» YOUR TASK
Which lines include the word "именуемый"? Copy each of them.

» STORED RECORDS
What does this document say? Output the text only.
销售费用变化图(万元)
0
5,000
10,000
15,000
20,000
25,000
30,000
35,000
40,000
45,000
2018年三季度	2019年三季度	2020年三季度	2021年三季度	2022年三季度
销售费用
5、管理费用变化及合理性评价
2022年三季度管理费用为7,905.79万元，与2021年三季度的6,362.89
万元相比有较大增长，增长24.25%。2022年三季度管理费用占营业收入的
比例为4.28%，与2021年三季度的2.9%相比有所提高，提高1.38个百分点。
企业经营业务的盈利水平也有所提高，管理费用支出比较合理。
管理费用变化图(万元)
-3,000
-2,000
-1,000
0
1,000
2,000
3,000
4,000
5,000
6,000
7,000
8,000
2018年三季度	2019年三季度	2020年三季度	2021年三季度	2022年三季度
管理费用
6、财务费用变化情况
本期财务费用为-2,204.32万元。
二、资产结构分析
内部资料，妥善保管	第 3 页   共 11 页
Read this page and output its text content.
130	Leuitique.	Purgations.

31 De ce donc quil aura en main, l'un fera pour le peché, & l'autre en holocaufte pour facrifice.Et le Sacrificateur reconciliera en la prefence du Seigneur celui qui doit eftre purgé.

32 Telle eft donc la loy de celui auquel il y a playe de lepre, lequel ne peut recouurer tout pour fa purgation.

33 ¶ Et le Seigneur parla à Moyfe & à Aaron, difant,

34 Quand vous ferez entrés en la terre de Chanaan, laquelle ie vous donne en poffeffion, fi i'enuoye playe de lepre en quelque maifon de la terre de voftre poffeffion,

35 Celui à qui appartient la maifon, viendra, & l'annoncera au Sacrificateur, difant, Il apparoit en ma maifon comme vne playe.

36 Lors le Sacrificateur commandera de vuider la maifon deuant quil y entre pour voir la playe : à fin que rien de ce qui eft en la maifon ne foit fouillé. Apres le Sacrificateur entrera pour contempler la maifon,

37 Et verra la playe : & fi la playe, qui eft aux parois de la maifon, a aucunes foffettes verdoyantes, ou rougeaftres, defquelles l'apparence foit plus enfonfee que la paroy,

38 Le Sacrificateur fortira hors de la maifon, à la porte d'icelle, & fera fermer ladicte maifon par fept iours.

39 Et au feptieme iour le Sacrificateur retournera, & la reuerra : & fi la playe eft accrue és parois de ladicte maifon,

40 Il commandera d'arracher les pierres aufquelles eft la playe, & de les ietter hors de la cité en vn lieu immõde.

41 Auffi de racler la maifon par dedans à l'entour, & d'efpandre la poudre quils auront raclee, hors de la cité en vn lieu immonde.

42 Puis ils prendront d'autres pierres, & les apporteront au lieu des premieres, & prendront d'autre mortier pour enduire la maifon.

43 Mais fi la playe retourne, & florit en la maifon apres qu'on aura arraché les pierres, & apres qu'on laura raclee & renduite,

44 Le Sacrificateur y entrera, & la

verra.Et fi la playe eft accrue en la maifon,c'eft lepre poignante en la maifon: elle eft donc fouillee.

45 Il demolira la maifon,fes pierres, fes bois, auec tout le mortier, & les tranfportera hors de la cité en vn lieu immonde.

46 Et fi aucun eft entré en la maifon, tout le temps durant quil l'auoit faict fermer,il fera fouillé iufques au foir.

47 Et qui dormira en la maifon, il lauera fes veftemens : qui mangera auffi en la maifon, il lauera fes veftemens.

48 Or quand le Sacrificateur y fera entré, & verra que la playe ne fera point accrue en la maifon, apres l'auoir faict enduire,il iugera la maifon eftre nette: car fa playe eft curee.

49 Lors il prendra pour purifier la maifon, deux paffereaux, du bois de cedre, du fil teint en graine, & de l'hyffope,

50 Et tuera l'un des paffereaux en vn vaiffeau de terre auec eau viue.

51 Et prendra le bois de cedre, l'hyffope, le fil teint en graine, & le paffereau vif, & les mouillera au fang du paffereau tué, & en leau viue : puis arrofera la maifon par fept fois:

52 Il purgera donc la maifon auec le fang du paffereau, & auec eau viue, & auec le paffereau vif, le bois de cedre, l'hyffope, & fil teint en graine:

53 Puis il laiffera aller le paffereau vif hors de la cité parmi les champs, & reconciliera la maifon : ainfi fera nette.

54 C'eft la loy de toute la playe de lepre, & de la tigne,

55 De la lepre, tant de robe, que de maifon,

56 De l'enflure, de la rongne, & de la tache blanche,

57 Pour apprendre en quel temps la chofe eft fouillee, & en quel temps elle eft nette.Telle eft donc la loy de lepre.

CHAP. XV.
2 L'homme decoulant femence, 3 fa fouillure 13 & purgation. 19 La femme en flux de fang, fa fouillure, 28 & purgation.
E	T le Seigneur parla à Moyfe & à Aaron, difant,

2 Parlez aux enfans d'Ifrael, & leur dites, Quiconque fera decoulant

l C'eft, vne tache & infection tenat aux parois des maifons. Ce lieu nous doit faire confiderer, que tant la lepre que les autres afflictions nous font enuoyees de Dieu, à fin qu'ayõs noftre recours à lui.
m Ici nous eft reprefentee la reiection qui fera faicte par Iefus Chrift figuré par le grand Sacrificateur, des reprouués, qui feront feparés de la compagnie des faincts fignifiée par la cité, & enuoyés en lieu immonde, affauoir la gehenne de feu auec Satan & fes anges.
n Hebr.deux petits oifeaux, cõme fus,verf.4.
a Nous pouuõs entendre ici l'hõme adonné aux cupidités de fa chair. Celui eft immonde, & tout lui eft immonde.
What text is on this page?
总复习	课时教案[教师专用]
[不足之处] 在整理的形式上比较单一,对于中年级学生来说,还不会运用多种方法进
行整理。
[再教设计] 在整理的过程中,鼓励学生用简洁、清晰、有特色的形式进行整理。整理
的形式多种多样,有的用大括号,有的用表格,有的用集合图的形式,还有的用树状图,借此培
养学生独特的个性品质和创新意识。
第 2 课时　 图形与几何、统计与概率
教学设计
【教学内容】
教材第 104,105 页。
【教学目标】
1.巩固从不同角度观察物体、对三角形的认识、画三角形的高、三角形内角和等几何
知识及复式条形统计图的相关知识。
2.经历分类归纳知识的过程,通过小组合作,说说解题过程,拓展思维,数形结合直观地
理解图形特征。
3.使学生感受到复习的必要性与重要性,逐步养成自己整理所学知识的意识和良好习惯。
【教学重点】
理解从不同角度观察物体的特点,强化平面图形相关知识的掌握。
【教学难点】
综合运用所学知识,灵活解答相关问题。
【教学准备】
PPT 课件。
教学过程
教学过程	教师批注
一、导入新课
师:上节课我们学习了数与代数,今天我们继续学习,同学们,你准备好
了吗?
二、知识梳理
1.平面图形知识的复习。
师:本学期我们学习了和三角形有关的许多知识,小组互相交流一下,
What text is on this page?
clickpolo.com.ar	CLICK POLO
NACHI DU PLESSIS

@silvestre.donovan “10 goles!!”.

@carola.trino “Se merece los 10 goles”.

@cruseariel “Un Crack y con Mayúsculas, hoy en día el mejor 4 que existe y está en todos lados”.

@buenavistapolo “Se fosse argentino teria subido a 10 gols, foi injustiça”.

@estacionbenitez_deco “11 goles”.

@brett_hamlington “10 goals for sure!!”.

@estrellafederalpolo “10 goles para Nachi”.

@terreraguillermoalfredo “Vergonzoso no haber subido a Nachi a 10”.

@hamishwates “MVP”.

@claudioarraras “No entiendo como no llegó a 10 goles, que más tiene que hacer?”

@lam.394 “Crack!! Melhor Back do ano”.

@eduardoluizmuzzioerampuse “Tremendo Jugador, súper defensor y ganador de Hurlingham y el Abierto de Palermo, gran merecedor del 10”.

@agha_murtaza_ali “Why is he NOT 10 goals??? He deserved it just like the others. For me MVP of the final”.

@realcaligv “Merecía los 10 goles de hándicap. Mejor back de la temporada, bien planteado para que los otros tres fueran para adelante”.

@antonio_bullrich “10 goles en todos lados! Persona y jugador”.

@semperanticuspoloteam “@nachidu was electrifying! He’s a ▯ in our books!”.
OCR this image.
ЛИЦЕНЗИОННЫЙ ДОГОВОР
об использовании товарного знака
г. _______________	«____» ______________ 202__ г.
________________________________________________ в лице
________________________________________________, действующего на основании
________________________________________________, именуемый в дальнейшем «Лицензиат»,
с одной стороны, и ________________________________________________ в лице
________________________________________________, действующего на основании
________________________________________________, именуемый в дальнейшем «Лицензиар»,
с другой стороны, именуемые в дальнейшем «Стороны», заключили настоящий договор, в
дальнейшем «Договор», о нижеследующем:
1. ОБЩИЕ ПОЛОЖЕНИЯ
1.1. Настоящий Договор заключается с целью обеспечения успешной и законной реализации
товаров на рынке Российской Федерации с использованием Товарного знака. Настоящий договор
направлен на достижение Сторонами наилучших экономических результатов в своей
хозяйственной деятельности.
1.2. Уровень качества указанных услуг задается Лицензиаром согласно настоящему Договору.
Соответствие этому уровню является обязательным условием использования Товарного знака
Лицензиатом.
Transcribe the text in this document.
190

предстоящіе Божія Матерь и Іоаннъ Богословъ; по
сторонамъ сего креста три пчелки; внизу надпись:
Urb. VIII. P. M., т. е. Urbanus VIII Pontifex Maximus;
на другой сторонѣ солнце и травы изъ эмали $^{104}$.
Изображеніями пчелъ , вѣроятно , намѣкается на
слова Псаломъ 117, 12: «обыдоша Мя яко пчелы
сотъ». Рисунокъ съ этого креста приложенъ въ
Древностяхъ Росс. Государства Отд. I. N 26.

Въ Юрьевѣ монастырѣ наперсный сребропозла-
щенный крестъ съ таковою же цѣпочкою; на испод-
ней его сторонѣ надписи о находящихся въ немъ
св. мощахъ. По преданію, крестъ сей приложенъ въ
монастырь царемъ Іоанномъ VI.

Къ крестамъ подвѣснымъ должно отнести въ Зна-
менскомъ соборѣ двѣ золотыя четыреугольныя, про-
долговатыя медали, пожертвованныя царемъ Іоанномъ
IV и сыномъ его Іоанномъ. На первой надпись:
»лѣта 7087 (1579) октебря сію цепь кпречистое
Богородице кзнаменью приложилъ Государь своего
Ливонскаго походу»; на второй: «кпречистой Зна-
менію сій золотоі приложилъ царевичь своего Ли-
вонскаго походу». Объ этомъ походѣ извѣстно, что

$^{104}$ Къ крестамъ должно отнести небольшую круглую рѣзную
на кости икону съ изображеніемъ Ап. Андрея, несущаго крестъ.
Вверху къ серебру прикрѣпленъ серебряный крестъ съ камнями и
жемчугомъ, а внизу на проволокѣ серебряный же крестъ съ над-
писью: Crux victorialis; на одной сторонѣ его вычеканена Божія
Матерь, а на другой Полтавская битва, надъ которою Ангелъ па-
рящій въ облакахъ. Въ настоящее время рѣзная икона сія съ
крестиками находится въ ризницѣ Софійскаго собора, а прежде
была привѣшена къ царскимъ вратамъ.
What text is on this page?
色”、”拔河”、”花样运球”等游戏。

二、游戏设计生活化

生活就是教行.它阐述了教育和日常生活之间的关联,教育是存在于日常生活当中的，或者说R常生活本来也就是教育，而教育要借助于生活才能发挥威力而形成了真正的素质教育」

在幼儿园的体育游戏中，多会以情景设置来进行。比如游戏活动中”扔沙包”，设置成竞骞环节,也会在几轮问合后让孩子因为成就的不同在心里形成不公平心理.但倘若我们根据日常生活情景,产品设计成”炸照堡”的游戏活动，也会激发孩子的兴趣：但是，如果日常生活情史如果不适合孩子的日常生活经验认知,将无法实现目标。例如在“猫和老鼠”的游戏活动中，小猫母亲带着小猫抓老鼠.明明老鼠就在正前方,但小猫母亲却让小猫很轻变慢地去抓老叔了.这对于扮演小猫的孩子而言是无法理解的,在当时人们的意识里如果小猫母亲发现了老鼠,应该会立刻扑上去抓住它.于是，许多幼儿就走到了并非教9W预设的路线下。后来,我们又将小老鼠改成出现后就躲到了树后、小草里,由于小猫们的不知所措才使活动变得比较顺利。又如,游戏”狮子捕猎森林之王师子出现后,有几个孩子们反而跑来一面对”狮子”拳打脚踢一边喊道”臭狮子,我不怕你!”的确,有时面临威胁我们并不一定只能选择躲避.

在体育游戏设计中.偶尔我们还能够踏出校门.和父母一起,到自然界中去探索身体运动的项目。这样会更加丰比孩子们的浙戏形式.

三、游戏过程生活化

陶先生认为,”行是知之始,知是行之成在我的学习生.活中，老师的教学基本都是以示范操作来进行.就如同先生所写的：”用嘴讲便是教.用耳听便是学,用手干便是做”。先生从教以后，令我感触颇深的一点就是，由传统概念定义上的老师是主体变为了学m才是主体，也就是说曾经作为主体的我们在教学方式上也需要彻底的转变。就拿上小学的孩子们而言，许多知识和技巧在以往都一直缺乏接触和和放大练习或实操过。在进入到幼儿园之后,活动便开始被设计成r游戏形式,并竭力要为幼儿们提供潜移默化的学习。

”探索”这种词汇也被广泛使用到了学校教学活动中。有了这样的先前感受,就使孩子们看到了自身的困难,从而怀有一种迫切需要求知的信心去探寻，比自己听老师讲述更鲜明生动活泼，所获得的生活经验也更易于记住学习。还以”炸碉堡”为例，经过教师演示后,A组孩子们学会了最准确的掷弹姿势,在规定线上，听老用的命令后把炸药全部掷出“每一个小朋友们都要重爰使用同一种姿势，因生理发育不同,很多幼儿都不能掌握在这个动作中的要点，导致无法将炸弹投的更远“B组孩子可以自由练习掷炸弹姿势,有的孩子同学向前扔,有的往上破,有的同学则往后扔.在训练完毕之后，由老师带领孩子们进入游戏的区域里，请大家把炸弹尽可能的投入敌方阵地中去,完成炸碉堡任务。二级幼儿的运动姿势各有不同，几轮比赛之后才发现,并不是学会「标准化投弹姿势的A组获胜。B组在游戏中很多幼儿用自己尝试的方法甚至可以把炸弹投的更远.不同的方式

» CORRECT ANSWER
________________________________________________, именуемый в дальнейшем «Лицензиат»,
________________________________________________, именуемый в дальнейшем «Лицензиар»,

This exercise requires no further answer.